**PROBLEM:**
Look for "Betreuung" in each line of the entries, and return the matching lines.

[Saved data entries]

□ □ □ □ □ □ □

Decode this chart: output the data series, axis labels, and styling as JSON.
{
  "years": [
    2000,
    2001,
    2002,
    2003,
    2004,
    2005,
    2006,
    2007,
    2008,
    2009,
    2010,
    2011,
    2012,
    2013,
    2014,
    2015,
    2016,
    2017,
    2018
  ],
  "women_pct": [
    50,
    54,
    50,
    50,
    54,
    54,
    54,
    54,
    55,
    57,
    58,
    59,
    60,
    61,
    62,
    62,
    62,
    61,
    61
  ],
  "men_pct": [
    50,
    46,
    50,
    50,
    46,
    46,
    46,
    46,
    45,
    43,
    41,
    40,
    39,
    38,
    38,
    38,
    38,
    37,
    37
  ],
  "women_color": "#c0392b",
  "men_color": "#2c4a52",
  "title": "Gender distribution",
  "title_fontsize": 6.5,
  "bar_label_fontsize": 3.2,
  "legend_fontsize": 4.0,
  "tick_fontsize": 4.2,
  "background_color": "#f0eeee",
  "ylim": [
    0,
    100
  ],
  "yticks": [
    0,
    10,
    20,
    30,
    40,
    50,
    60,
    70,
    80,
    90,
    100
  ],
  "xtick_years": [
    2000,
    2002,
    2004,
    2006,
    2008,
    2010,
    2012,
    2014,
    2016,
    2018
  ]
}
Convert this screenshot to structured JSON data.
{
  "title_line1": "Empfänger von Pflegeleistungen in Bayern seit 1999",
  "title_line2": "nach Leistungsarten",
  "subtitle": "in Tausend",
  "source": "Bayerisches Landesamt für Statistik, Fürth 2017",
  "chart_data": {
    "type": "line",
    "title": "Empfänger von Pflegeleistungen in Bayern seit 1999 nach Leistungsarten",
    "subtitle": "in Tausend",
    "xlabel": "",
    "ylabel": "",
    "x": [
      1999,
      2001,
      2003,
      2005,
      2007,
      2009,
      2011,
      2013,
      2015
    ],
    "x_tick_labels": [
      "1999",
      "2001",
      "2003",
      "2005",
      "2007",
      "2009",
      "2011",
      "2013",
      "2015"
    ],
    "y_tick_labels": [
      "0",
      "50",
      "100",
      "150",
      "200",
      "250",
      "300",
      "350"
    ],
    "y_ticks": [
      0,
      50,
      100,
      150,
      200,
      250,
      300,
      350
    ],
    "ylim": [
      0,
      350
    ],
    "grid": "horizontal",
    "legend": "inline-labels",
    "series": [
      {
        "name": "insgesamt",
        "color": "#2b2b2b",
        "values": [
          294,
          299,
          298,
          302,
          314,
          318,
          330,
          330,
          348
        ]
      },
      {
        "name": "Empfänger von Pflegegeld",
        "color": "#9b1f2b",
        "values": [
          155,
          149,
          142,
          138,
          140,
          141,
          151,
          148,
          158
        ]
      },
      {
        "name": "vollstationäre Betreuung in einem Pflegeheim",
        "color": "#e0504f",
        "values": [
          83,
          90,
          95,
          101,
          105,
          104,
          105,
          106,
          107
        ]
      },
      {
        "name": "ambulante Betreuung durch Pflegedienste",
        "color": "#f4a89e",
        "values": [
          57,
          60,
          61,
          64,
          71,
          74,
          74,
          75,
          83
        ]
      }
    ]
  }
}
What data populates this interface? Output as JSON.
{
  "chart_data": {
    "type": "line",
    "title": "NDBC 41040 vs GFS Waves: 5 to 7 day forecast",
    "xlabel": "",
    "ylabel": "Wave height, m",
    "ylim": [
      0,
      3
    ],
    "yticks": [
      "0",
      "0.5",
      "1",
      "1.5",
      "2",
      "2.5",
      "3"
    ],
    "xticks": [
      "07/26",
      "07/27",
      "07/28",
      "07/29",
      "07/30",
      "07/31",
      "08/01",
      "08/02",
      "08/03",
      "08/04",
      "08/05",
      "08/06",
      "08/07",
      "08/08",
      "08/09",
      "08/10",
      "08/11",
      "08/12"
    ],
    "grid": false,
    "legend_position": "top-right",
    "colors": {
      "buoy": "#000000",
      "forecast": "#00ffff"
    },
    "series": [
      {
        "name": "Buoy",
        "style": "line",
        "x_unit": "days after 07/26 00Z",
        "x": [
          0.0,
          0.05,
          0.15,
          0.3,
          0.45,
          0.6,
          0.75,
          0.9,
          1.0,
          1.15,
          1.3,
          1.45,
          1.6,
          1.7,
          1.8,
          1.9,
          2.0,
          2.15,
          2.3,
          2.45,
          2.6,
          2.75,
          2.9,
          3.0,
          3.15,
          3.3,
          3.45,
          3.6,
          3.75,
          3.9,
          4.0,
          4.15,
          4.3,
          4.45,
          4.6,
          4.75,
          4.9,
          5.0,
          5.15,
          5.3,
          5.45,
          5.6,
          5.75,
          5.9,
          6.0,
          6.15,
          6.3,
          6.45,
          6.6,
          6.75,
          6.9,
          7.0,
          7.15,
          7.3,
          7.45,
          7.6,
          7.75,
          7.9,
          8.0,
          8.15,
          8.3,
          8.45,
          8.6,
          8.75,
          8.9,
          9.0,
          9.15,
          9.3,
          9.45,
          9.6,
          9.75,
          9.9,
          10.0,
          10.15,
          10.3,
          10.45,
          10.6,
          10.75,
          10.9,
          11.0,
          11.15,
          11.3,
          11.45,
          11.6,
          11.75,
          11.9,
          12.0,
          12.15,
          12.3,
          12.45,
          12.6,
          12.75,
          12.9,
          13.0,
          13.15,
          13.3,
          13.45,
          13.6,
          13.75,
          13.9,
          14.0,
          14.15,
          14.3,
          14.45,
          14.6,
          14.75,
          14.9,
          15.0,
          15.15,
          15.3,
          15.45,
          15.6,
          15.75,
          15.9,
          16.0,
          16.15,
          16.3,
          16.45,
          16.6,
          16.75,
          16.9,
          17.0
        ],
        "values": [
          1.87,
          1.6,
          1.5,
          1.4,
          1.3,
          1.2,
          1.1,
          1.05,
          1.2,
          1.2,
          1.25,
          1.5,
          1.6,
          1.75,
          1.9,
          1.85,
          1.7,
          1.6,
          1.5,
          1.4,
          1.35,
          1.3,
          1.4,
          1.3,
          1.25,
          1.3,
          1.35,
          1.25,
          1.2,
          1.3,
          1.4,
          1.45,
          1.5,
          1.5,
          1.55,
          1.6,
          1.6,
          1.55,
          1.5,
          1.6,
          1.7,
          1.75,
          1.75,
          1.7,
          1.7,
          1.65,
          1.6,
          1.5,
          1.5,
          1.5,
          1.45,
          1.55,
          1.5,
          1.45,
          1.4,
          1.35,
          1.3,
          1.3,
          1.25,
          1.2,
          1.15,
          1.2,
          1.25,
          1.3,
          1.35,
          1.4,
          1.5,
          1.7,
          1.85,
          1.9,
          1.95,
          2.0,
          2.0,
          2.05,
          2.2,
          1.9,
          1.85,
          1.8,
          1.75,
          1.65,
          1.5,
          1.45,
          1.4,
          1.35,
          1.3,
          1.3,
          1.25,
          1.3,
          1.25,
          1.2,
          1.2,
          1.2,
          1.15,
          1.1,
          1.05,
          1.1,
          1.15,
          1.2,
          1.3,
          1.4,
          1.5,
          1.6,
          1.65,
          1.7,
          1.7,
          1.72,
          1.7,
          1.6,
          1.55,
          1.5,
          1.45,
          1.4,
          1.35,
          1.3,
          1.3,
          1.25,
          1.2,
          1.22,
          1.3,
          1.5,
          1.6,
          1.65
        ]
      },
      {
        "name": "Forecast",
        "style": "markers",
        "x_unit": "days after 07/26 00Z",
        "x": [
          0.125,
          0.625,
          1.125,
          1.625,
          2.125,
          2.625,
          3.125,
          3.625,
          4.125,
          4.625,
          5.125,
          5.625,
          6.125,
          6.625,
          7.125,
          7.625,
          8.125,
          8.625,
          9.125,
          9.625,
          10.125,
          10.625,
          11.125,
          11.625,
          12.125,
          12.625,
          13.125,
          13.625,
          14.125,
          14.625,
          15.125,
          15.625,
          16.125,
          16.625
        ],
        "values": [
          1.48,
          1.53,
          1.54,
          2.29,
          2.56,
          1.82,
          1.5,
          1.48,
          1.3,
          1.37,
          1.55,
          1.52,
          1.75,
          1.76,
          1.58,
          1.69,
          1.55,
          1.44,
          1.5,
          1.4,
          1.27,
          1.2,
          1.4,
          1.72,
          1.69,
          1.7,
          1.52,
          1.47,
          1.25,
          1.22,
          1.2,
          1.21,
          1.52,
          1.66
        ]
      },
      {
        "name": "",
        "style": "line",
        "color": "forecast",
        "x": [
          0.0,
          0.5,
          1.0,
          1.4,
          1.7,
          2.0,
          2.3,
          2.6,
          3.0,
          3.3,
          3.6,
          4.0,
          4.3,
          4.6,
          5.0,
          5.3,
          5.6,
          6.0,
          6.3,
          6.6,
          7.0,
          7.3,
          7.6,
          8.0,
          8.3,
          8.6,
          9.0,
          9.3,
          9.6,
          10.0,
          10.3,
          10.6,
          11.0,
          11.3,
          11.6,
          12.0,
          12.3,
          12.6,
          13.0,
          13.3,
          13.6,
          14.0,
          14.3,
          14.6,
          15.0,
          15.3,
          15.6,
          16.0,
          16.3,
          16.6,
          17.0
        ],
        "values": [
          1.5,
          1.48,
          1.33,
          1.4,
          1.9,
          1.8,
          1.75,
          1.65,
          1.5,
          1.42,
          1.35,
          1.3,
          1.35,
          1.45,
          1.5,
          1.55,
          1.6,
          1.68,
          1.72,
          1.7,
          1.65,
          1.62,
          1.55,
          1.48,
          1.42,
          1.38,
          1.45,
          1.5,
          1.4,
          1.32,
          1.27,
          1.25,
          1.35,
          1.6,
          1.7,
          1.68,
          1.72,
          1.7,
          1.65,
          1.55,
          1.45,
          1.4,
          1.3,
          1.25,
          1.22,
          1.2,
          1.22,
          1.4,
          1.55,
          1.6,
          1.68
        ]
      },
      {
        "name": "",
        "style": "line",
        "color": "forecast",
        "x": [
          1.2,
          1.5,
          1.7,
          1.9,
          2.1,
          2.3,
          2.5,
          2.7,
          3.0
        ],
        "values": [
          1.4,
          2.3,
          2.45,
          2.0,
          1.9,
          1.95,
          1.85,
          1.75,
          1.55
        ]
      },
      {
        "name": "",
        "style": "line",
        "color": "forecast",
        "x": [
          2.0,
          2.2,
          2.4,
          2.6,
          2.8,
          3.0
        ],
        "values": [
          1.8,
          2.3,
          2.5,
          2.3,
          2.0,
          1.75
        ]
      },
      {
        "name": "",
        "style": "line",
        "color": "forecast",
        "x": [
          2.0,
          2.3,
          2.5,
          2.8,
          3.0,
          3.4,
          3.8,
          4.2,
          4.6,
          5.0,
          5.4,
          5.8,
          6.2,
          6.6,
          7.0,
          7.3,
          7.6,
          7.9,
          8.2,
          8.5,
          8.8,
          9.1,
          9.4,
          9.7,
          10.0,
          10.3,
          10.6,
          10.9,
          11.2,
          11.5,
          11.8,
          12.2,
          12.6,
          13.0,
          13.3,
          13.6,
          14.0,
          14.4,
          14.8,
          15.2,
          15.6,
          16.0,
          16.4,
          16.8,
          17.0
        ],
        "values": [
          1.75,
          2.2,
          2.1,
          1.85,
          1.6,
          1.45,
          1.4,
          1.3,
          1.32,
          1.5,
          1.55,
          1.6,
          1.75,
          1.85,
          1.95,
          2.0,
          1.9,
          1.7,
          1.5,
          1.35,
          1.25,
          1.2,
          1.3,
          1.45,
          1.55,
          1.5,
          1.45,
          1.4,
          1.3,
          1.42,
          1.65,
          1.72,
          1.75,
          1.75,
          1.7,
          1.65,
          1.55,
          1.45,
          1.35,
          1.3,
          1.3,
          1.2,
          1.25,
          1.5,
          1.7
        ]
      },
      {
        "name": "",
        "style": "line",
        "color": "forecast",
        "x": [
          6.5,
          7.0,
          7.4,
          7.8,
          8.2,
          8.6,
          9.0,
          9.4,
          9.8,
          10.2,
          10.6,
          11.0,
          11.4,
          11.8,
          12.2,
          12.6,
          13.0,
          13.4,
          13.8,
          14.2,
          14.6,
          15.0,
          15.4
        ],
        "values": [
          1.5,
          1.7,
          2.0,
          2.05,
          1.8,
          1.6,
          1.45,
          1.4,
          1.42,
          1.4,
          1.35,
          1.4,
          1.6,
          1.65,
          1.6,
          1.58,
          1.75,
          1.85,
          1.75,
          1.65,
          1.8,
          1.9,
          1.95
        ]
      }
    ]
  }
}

□ □ □ □ □ □ □

**EXERCISE RESULT:**
        "name": "vollstationäre Betreuung in einem Pflegeheim",
        "name": "ambulante Betreuung durch Pflegedienste",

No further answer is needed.